▸ Directions
Write the records below out again exactly as given, with no images.

Chart and figure data
++++++++++++++++++++

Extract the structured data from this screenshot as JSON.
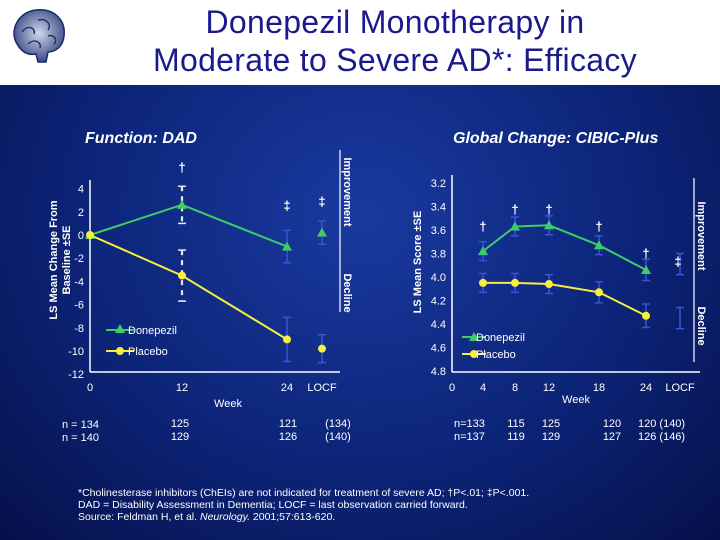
{
  "title": {
    "line1": "Donepezil Monotherapy in",
    "line2": "Moderate to Severe AD*: Efficacy"
  },
  "colors": {
    "donepezil": "#3ecc6a",
    "placebo": "#f6ef3c",
    "errorbar": "#3a52d8",
    "text": "#ffffff"
  },
  "chart_data": [
    {
      "type": "line",
      "title": "Function: DAD",
      "xlabel": "Week",
      "ylabel": "LS Mean Change From Baseline ±SE",
      "x_tick_labels": [
        "0",
        "12",
        "24",
        "LOCF"
      ],
      "y_ticks": [
        "4",
        "2",
        "0",
        "-2",
        "-4",
        "-6",
        "-8",
        "-10",
        "-12"
      ],
      "ylim": [
        -12,
        4
      ],
      "direction_labels": {
        "up": "Improvement",
        "down": "Decline"
      },
      "legend": [
        "Donepezil",
        "Placebo"
      ],
      "series": [
        {
          "name": "Donepezil",
          "x": [
            "0",
            "12",
            "24",
            "LOCF"
          ],
          "values": [
            0,
            2.6,
            -1.0,
            0.2
          ],
          "se": [
            0,
            1.6,
            1.4,
            1.0
          ]
        },
        {
          "name": "Placebo",
          "x": [
            "0",
            "12",
            "24",
            "LOCF"
          ],
          "values": [
            0,
            -3.5,
            -9.0,
            -9.8
          ],
          "se": [
            0,
            2.2,
            1.9,
            1.2
          ]
        }
      ],
      "significance": [
        {
          "x": "12",
          "mark": "†"
        },
        {
          "x": "24",
          "mark": "‡"
        },
        {
          "x": "LOCF",
          "mark": "‡"
        }
      ],
      "n_labels": [
        {
          "x": "0",
          "donepezil": "n = 134",
          "placebo": "n = 140"
        },
        {
          "x": "12",
          "donepezil": "125",
          "placebo": "129"
        },
        {
          "x": "24",
          "donepezil": "121",
          "placebo": "126"
        },
        {
          "x": "LOCF",
          "donepezil": "(134)",
          "placebo": "(140)"
        }
      ]
    },
    {
      "type": "line",
      "title": "Global Change: CIBIC-Plus",
      "xlabel": "Week",
      "ylabel": "LS Mean Score ±SE",
      "x_tick_labels": [
        "0",
        "4",
        "8",
        "12",
        "18",
        "24",
        "LOCF"
      ],
      "y_ticks": [
        "3.2",
        "3.4",
        "3.6",
        "3.8",
        "4.0",
        "4.2",
        "4.4",
        "4.6",
        "4.8"
      ],
      "ylim": [
        4.8,
        3.2
      ],
      "direction_labels": {
        "up": "Improvement",
        "down": "Decline"
      },
      "legend": [
        "Donepezil",
        "Placebo"
      ],
      "series": [
        {
          "name": "Donepezil",
          "x": [
            "4",
            "8",
            "12",
            "18",
            "24"
          ],
          "values": [
            3.78,
            3.57,
            3.56,
            3.73,
            3.94
          ],
          "se": [
            0.08,
            0.08,
            0.08,
            0.08,
            0.09
          ]
        },
        {
          "name": "Placebo",
          "x": [
            "4",
            "8",
            "12",
            "18",
            "24"
          ],
          "values": [
            4.05,
            4.05,
            4.06,
            4.13,
            4.33
          ],
          "se": [
            0.08,
            0.08,
            0.08,
            0.09,
            0.1
          ]
        }
      ],
      "significance": [
        {
          "x": "4",
          "mark": "†"
        },
        {
          "x": "8",
          "mark": "†"
        },
        {
          "x": "12",
          "mark": "†"
        },
        {
          "x": "18",
          "mark": "†"
        },
        {
          "x": "24",
          "mark": "†"
        },
        {
          "x": "LOCF",
          "mark": "‡"
        }
      ],
      "n_labels": [
        {
          "x": "4",
          "donepezil": "n=133",
          "placebo": "n=137"
        },
        {
          "x": "8",
          "donepezil": "115",
          "placebo": "119"
        },
        {
          "x": "12",
          "donepezil": "125",
          "placebo": "129"
        },
        {
          "x": "18",
          "donepezil": "120",
          "placebo": "127"
        },
        {
          "x": "24",
          "donepezil": "120  (140)",
          "placebo": "126  (146)"
        }
      ]
    }
  ],
  "footnote": {
    "line1": "*Cholinesterase inhibitors (ChEIs) are not indicated for treatment of severe AD; †P<.01; ‡P<.001.",
    "line2": "DAD = Disability Assessment in Dementia; LOCF = last observation carried forward.",
    "line3_prefix": "Source: Feldman H, et al. ",
    "line3_journal": "Neurology.",
    "line3_suffix": " 2001;57:613-620."
  }
}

++++++++++++++++++++

▸ Expected answer
Extract the structured data from this screenshot as JSON.
{
  "title": {
    "line1": "Donepezil Monotherapy in",
    "line2": "Moderate to Severe AD*: Efficacy"
  },
  "colors": {
    "donepezil": "#3ecc6a",
    "placebo": "#f6ef3c",
    "errorbar": "#3a52d8",
    "text": "#ffffff"
  },
  "chart_data": [
    {
      "type": "line",
      "title": "Function: DAD",
      "xlabel": "Week",
      "ylabel": "LS Mean Change From Baseline ±SE",
      "x_tick_labels": [
        "0",
        "12",
        "24",
        "LOCF"
      ],
      "y_ticks": [
        "4",
        "2",
        "0",
        "-2",
        "-4",
        "-6",
        "-8",
        "-10",
        "-12"
      ],
      "ylim": [
        -12,
        4
      ],
      "direction_labels": {
        "up": "Improvement",
        "down": "Decline"
      },
      "legend": [
        "Donepezil",
        "Placebo"
      ],
      "series": [
        {
          "name": "Donepezil",
          "x": [
            "0",
            "12",
            "24",
            "LOCF"
          ],
          "values": [
            0,
            2.6,
            -1.0,
            0.2
          ],
          "se": [
            0,
            1.6,
            1.4,
            1.0
          ]
        },
        {
          "name": "Placebo",
          "x": [
            "0",
            "12",
            "24",
            "LOCF"
          ],
          "values": [
            0,
            -3.5,
            -9.0,
            -9.8
          ],
          "se": [
            0,
            2.2,
            1.9,
            1.2
          ]
        }
      ],
      "significance": [
        {
          "x": "12",
          "mark": "†"
        },
        {
          "x": "24",
          "mark": "‡"
        },
        {
          "x": "LOCF",
          "mark": "‡"
        }
      ],
      "n_labels": [
        {
          "x": "0",
          "donepezil": "n = 134",
          "placebo": "n = 140"
        },
        {
          "x": "12",
          "donepezil": "125",
          "placebo": "129"
        },
        {
          "x": "24",
          "donepezil": "121",
          "placebo": "126"
        },
        {
          "x": "LOCF",
          "donepezil": "(134)",
          "placebo": "(140)"
        }
      ]
    },
    {
      "type": "line",
      "title": "Global Change: CIBIC-Plus",
      "xlabel": "Week",
      "ylabel": "LS Mean Score ±SE",
      "x_tick_labels": [
        "0",
        "4",
        "8",
        "12",
        "18",
        "24",
        "LOCF"
      ],
      "y_ticks": [
        "3.2",
        "3.4",
        "3.6",
        "3.8",
        "4.0",
        "4.2",
        "4.4",
        "4.6",
        "4.8"
      ],
      "ylim": [
        4.8,
        3.2
      ],
      "direction_labels": {
        "up": "Improvement",
        "down": "Decline"
      },
      "legend": [
        "Donepezil",
        "Placebo"
      ],
      "series": [
        {
          "name": "Donepezil",
          "x": [
            "4",
            "8",
            "12",
            "18",
            "24"
          ],
          "values": [
            3.78,
            3.57,
            3.56,
            3.73,
            3.94
          ],
          "se": [
            0.08,
            0.08,
            0.08,
            0.08,
            0.09
          ]
        },
        {
          "name": "Placebo",
          "x": [
            "4",
            "8",
            "12",
            "18",
            "24"
          ],
          "values": [
            4.05,
            4.05,
            4.06,
            4.13,
            4.33
          ],
          "se": [
            0.08,
            0.08,
            0.08,
            0.09,
            0.1
          ]
        }
      ],
      "significance": [
        {
          "x": "4",
          "mark": "†"
        },
        {
          "x": "8",
          "mark": "†"
        },
        {
          "x": "12",
          "mark": "†"
        },
        {
          "x": "18",
          "mark": "†"
        },
        {
          "x": "24",
          "mark": "†"
        },
        {
          "x": "LOCF",
          "mark": "‡"
        }
      ],
      "n_labels": [
        {
          "x": "4",
          "donepezil": "n=133",
          "placebo": "n=137"
        },
        {
          "x": "8",
          "donepezil": "115",
          "placebo": "119"
        },
        {
          "x": "12",
          "donepezil": "125",
          "placebo": "129"
        },
        {
          "x": "18",
          "donepezil": "120",
          "placebo": "127"
        },
        {
          "x": "24",
          "donepezil": "120  (140)",
          "placebo": "126  (146)"
        }
      ]
    }
  ],
  "footnote": {
    "line1": "*Cholinesterase inhibitors (ChEIs) are not indicated for treatment of severe AD; †P<.01; ‡P<.001.",
    "line2": "DAD = Disability Assessment in Dementia; LOCF = last observation carried forward.",
    "line3_prefix": "Source: Feldman H, et al. ",
    "line3_journal": "Neurology.",
    "line3_suffix": " 2001;57:613-620."
  }
}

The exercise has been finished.